Klimaschutz für deutsche Industrie immer wichtigeres Thema

Aus unterschiedlichen Motivationen setzen immer mehr Unternehmen in Produktion und Logistik auf CO2-Neutralität

Industrieunternehmen geraten zunehmend ins Spannungsfeld zwischen Umweltschutz und sozialer Verantwortung einerseits und ökonomischem Erfolg andererseits. Dabei spielt der Klimaschutz eine immer wichtigere Rolle. Im bisherigen Bundesministerium für Wirtschaft und Energie werden von der neuen Bundesregierung nun Wirtschaft und Klima zusammengeführt. Das trägt für Prof. Karsten Kieckhäfer von der FernUniversität in Hagen der Tatsache Rechnung, „dass Klimaschutz heute ein wichtiger Faktor in der Wirtschaft ist“.
....................
** Die Aufgabe **
Welche beiden Bereiche führt die neue Bundesregierung laut dem Text über Klimaschutz in der deutschen Industrie im bisherigen Bundesministerium für Wirtschaft und Energie zusammen? Die Datensätze sind eigenständiges Material und gehören nicht zum Text.
....................
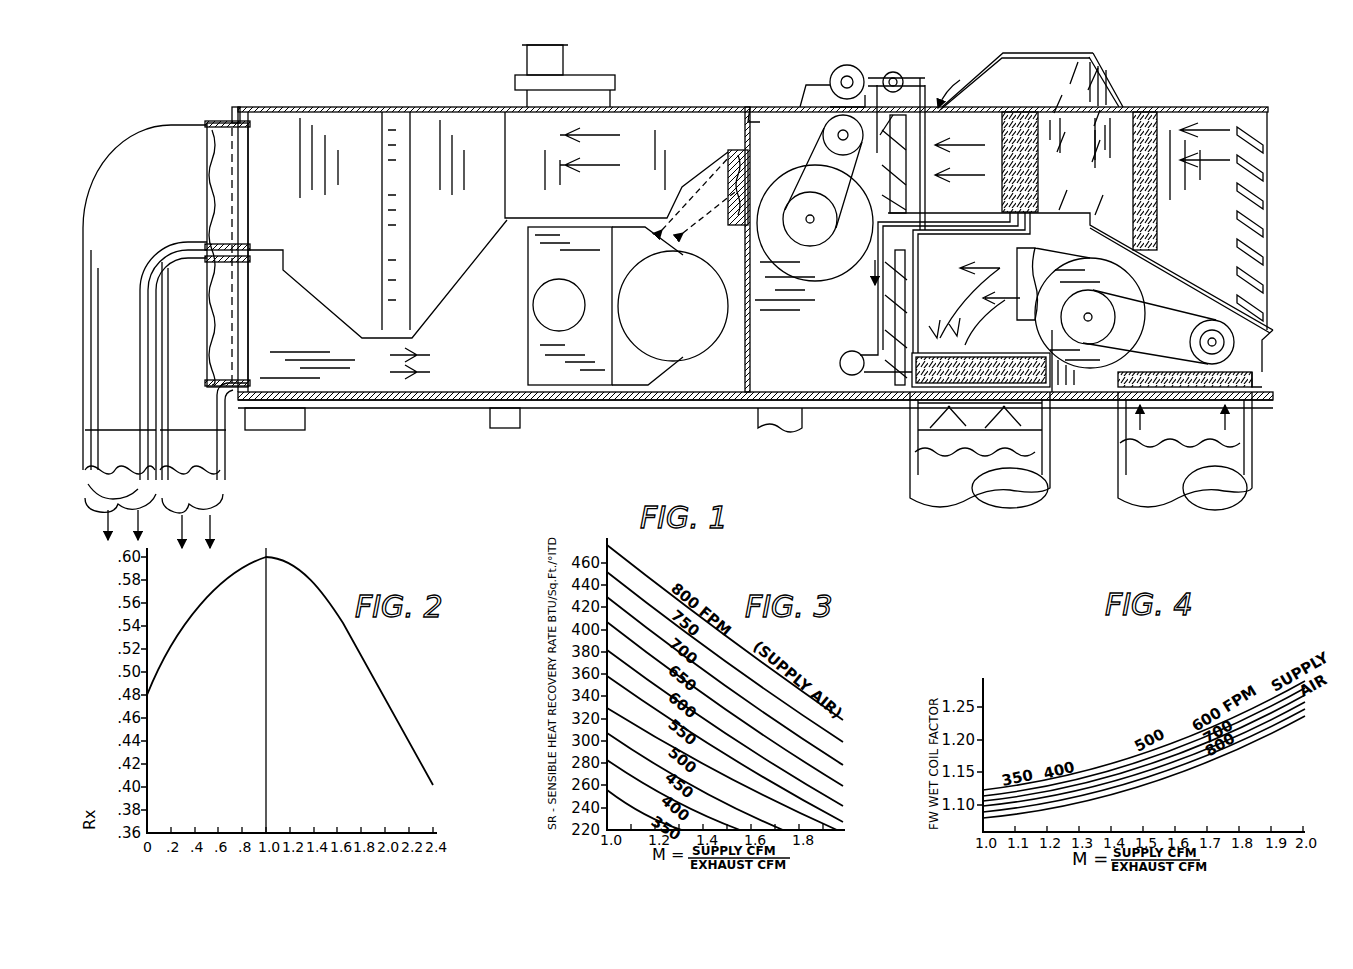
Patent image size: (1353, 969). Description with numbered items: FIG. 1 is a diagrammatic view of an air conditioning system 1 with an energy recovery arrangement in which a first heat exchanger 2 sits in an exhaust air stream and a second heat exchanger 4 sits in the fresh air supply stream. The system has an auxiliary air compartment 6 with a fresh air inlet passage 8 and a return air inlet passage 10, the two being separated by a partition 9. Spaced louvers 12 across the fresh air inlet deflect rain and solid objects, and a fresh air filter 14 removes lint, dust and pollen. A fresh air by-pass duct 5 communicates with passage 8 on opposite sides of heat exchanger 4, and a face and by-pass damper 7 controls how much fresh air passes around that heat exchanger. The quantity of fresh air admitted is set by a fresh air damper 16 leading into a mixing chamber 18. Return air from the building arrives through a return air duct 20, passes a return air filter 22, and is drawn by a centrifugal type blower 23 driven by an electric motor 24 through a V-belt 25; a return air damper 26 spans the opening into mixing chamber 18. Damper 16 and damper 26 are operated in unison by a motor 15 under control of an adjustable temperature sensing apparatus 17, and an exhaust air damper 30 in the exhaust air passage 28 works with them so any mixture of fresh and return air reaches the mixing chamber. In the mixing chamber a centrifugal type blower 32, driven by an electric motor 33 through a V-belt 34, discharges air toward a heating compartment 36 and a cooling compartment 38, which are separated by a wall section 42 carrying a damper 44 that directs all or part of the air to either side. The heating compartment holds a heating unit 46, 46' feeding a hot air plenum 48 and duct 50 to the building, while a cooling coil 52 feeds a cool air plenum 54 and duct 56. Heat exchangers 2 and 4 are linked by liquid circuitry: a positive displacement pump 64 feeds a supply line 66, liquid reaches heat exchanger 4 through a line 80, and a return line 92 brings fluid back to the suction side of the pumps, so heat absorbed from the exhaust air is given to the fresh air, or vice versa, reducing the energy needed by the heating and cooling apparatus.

The air conditioning system 1 is at (728, 74).
The first heat exchanger 2 is at (1013, 352).
The second heat exchanger 4 is at (1002, 130).
The fresh air by-pass duct 5 is at (1031, 52).
The auxiliary air compartment 6 is at (1125, 92).
The face and by-pass damper 7 is at (1065, 77).
The fresh air inlet passage 8 is at (1215, 115).
The partition 9 is at (1255, 312).
The return air inlet passage 10 is at (1240, 438).
The louvers 12 is at (1250, 140).
The fresh air filter 14 is at (1148, 112).
The motor 15 is at (846, 66).
The fresh air damper 16 is at (908, 138).
The adjustable temperature sensing apparatus 17 is at (745, 118).
The mixing chamber 18 is at (752, 114).
The return air duct 20 is at (1113, 481).
The return air filter 22 is at (1250, 378).
The centrifugal type blower 23 is at (1142, 302).
The electric motor 24 is at (1232, 338).
The V-belt 25 is at (1168, 315).
The return air damper 26 is at (893, 305).
The exhaust air passage 28 is at (1038, 446).
The exhaust air damper 30 is at (928, 432).
The centrifugal type blower 32 is at (795, 140).
The electric motor 33 is at (825, 128).
The V-belt 34 is at (802, 172).
The heating compartment 36 is at (735, 400).
The cooling compartment 38 is at (483, 110).
The wall section 42 is at (582, 218).
The damper 44 is at (728, 192).
The heating unit 46 is at (612, 309).
The vent cap 46' is at (575, 72).
The hot air plenum 48 is at (250, 343).
The duct 50 is at (225, 490).
The cooling coil 52 is at (404, 258).
The cool air plenum 54 is at (163, 134).
The duct 56 is at (100, 504).
The positive displacement pump 64 is at (838, 369).
The supply line 66 is at (860, 375).
The line 80 is at (950, 230).
The return line 92 is at (878, 343).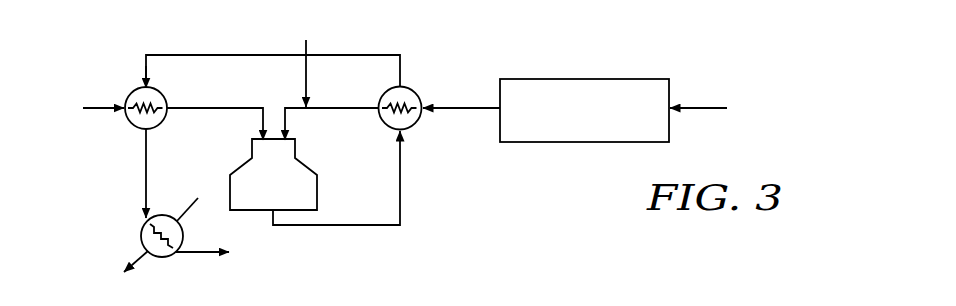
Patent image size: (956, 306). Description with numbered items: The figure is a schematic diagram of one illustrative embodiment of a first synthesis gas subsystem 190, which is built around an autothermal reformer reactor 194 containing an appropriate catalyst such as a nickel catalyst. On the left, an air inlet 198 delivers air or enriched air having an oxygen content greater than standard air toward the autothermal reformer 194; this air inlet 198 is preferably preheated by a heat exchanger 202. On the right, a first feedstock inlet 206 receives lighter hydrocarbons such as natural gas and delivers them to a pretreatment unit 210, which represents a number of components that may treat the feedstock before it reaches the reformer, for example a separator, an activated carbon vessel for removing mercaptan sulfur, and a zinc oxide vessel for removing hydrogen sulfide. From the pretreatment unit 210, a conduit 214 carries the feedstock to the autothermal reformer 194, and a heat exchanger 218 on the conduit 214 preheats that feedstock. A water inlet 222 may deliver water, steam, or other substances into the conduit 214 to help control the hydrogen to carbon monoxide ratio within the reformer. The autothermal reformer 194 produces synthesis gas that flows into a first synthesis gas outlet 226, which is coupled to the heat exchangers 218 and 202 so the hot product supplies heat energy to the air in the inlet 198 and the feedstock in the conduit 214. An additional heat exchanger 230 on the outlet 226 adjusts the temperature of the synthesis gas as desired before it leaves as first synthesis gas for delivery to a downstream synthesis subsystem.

The first synthesis gas subsystem 190 is at (536, 216).
The autothermal reformer reactor 194 is at (318, 192).
The air inlet 198 is at (98, 111).
The heat exchanger 202 is at (130, 91).
The first feedstock inlet 206 is at (700, 108).
The pretreatment unit 210 is at (595, 79).
The conduit 214 is at (458, 108).
The heat exchanger 218 is at (416, 124).
The water inlet 222 is at (306, 73).
The first synthesis gas outlet 226 is at (146, 183).
The heat exchanger 230 is at (140, 234).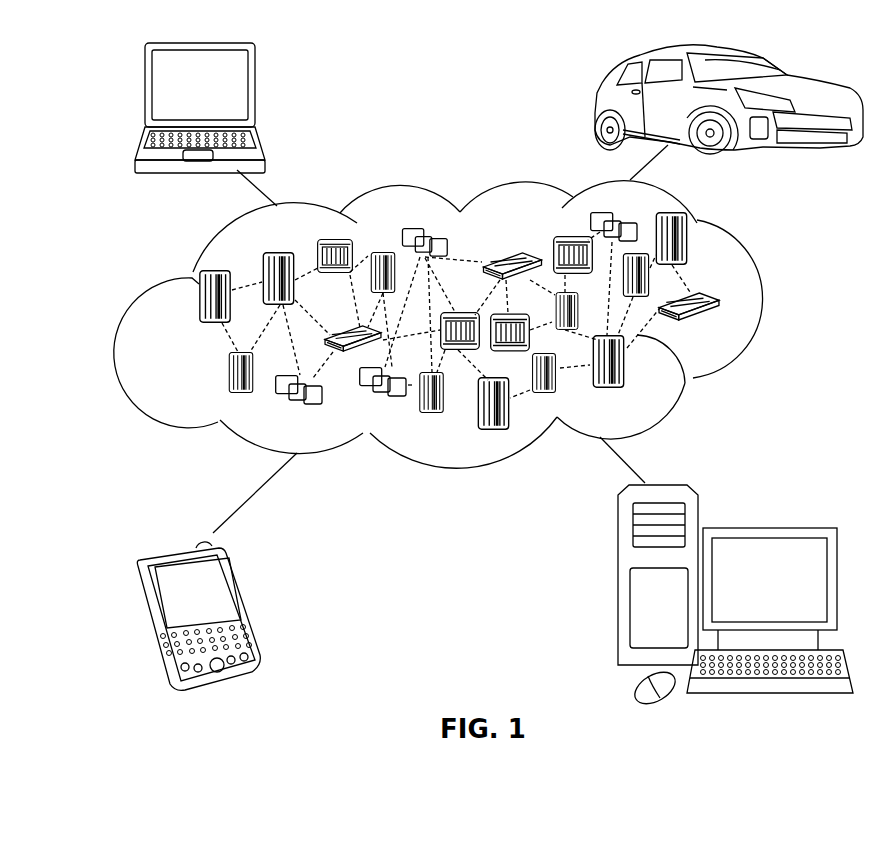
....................
** Antwort zur Aufgabe **
Die neue Bundesregierung führt dort Wirtschaft und Klima zusammen.